DATA FOR THIS TASK:
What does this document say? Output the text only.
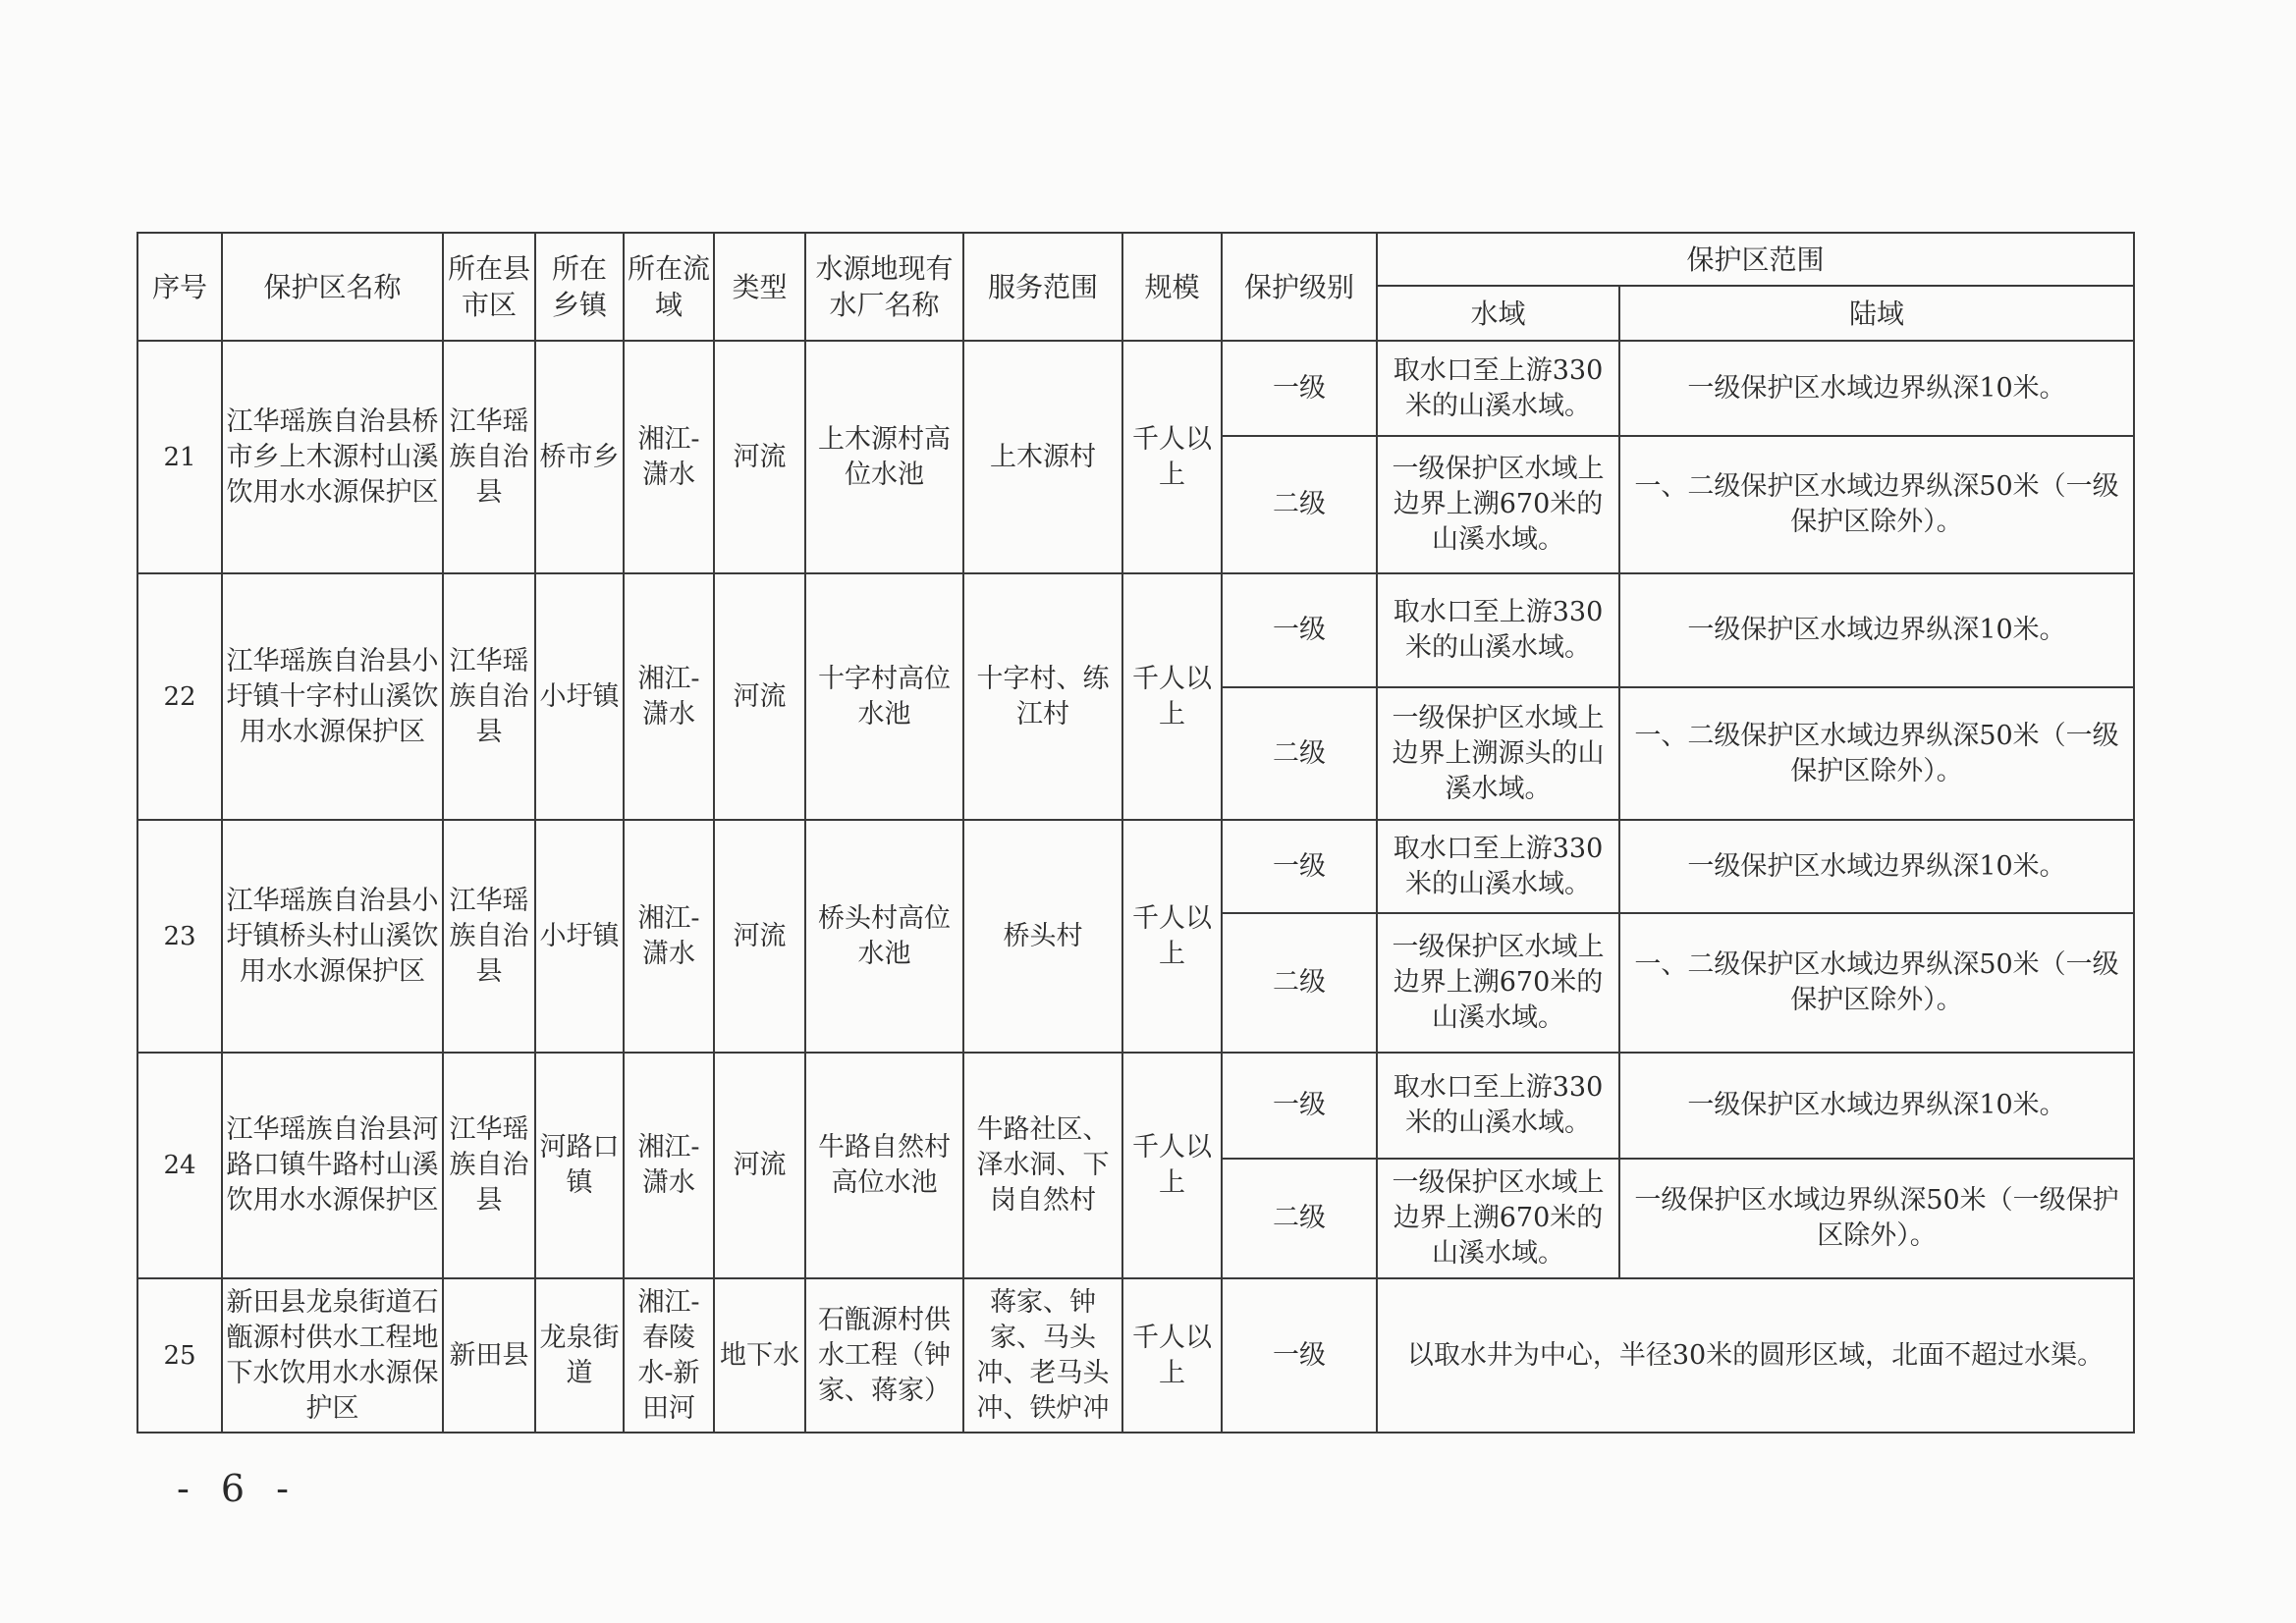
序号	保护区名称	所在县市区	所在乡镇	所在流域	类型	水源地现有水厂名称	服务范围	规模	保护级别	保护区范围	
										水域	陆域
21	江华瑶族自治县桥市乡上木源村山溪饮用水水源保护区	江华瑶族自治县	桥市乡	湘江-潇水	河流	上木源村高位水池	上木源村	千人以上	一级	取水口至上游330米的山溪水域。	一级保护区水域边界纵深10米。
									二级	一级保护区水域上边界上溯670米的山溪水域。	一、二级保护区水域边界纵深50米（一级保护区除外）。
22	江华瑶族自治县小圩镇十字村山溪饮用水水源保护区	江华瑶族自治县	小圩镇	湘江-潇水	河流	十字村高位水池	十字村、练江村	千人以上	一级	取水口至上游330米的山溪水域。	一级保护区水域边界纵深10米。
									二级	一级保护区水域上边界上溯源头的山溪水域。	一、二级保护区水域边界纵深50米（一级保护区除外）。
23	江华瑶族自治县小圩镇桥头村山溪饮用水水源保护区	江华瑶族自治县	小圩镇	湘江-潇水	河流	桥头村高位水池	桥头村	千人以上	一级	取水口至上游330米的山溪水域。	一级保护区水域边界纵深10米。
									二级	一级保护区水域上边界上溯670米的山溪水域。	一、二级保护区水域边界纵深50米（一级保护区除外）。
24	江华瑶族自治县河路口镇牛路村山溪饮用水水源保护区	江华瑶族自治县	河路口镇	湘江-潇水	河流	牛路自然村高位水池	牛路社区、泽水洞、下岗自然村	千人以上	一级	取水口至上游330米的山溪水域。	一级保护区水域边界纵深10米。
									二级	一级保护区水域上边界上溯670米的山溪水域。	一级保护区水域边界纵深50米（一级保护区除外）。
25	新田县龙泉街道石甑源村供水工程地下水饮用水水源保护区	新田县	龙泉街道	湘江-春陵水-新田河	地下水	石甑源村供水工程（钟家、蒋家）	蒋家、钟家、马头冲、老马头冲、铁炉冲	千人以上	一级	以取水井为中心，半径30米的圆形区域，北面不超过水渠。	
- 6 -
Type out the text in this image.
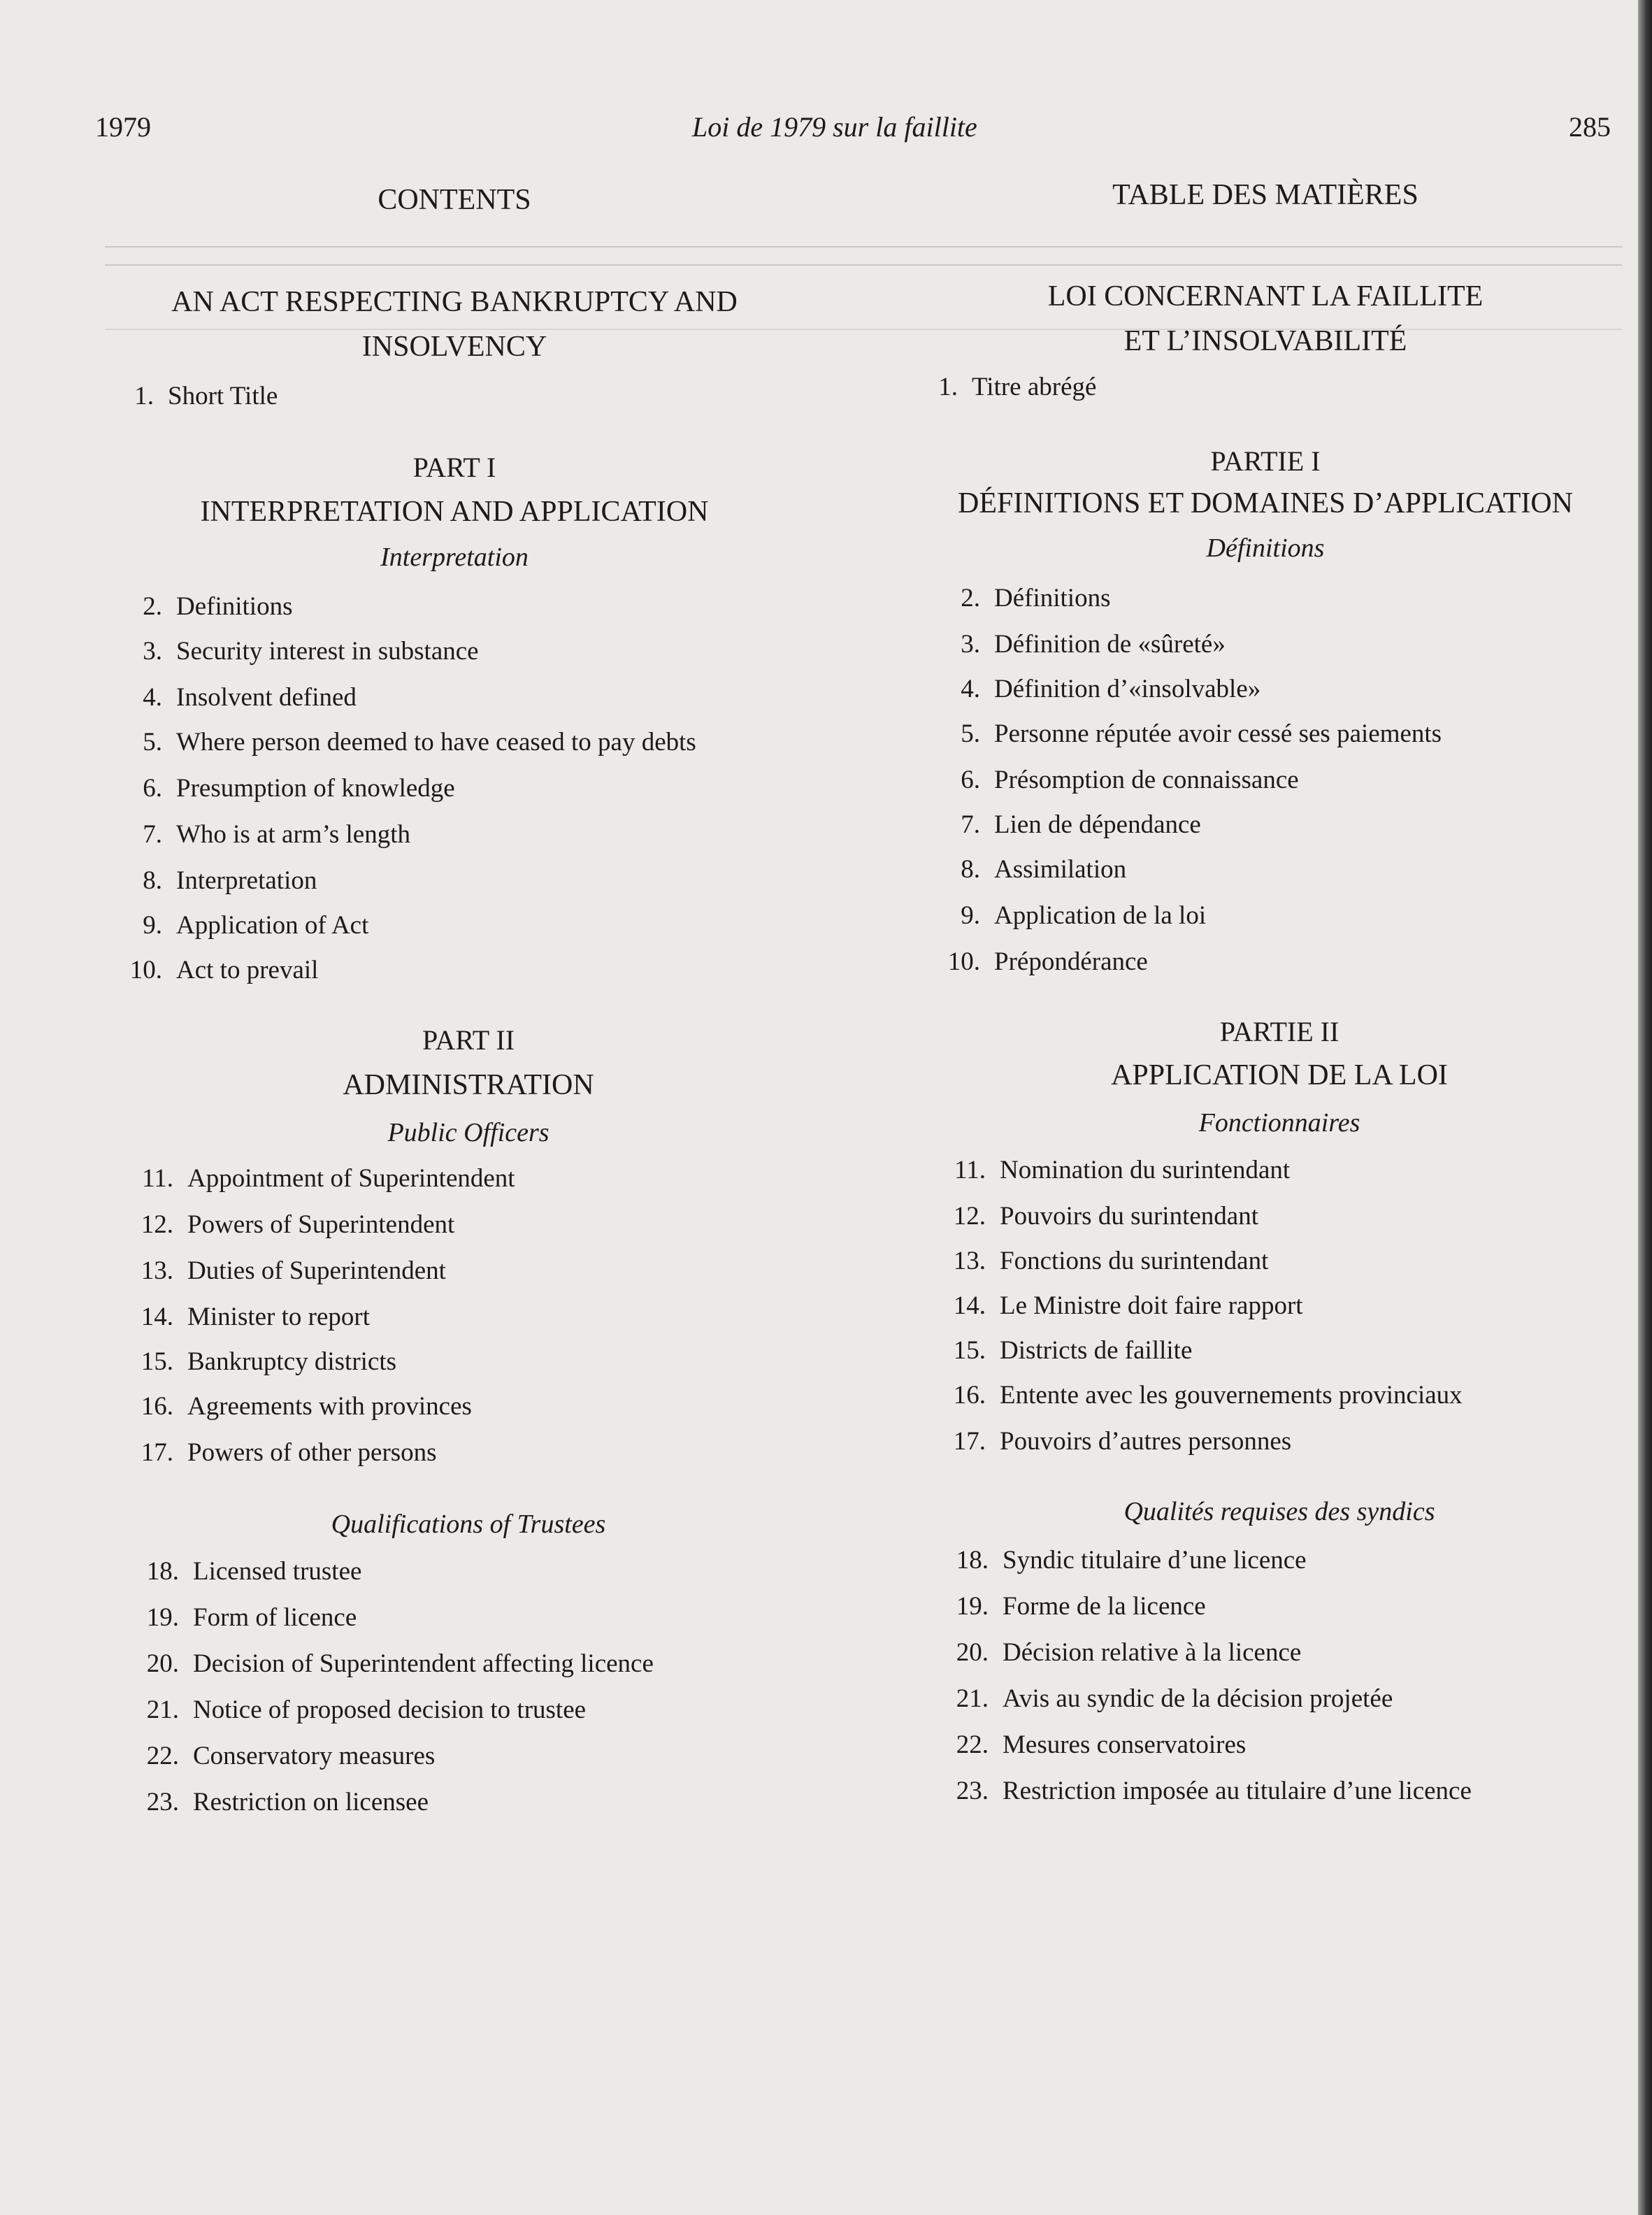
1979	Loi de 1979 sur la faillite	285
CONTENTS
AN ACT RESPECTING BANKRUPTCY AND
INSOLVENCY
1. Short Title
PART I
INTERPRETATION AND APPLICATION
Interpretation
2. Definitions
3. Security interest in substance
4. Insolvent defined
5. Where person deemed to have ceased to pay debts
6. Presumption of knowledge
7. Who is at arm’s length
8. Interpretation
9. Application of Act
10. Act to prevail
PART II
ADMINISTRATION
Public Officers
11. Appointment of Superintendent
12. Powers of Superintendent
13. Duties of Superintendent
14. Minister to report
15. Bankruptcy districts
16. Agreements with provinces
17. Powers of other persons
Qualifications of Trustees
18. Licensed trustee
19. Form of licence
20. Decision of Superintendent affecting licence
21. Notice of proposed decision to trustee
22. Conservatory measures
23. Restriction on licensee
TABLE DES MATIÈRES
LOI CONCERNANT LA FAILLITE
ET L’INSOLVABILITÉ
1. Titre abrégé
PARTIE I
DÉFINITIONS ET DOMAINES D’APPLICATION
Définitions
2. Définitions
3. Définition de «sûreté»
4. Définition d’«insolvable»
5. Personne réputée avoir cessé ses paiements
6. Présomption de connaissance
7. Lien de dépendance
8. Assimilation
9. Application de la loi
10. Prépondérance
PARTIE II
APPLICATION DE LA LOI
Fonctionnaires
11. Nomination du surintendant
12. Pouvoirs du surintendant
13. Fonctions du surintendant
14. Le Ministre doit faire rapport
15. Districts de faillite
16. Entente avec les gouvernements provinciaux
17. Pouvoirs d’autres personnes
Qualités requises des syndics
18. Syndic titulaire d’une licence
19. Forme de la licence
20. Décision relative à la licence
21. Avis au syndic de la décision projetée
22. Mesures conservatoires
23. Restriction imposée au titulaire d’une licence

EXERCISE OBJECTIVE: Gather each line of the records holding the string "江华瑶族自治县".

WORKED ANSWER:
21	江华瑶族自治县桥市乡上木源村山溪饮用水水源保护区	江华瑶族自治县	桥市乡	湘江-潇水	河流	上木源村高位水池	上木源村	千人以上	一级	取水口至上游330米的山溪水域。	一级保护区水域边界纵深10米。
22	江华瑶族自治县小圩镇十字村山溪饮用水水源保护区	江华瑶族自治县	小圩镇	湘江-潇水	河流	十字村高位水池	十字村、练江村	千人以上	一级	取水口至上游330米的山溪水域。	一级保护区水域边界纵深10米。
23	江华瑶族自治县小圩镇桥头村山溪饮用水水源保护区	江华瑶族自治县	小圩镇	湘江-潇水	河流	桥头村高位水池	桥头村	千人以上	一级	取水口至上游330米的山溪水域。	一级保护区水域边界纵深10米。
24	江华瑶族自治县河路口镇牛路村山溪饮用水水源保护区	江华瑶族自治县	河路口镇	湘江-潇水	河流	牛路自然村高位水池	牛路社区、泽水洞、下岗自然村	千人以上	一级	取水口至上游330米的山溪水域。	一级保护区水域边界纵深10米。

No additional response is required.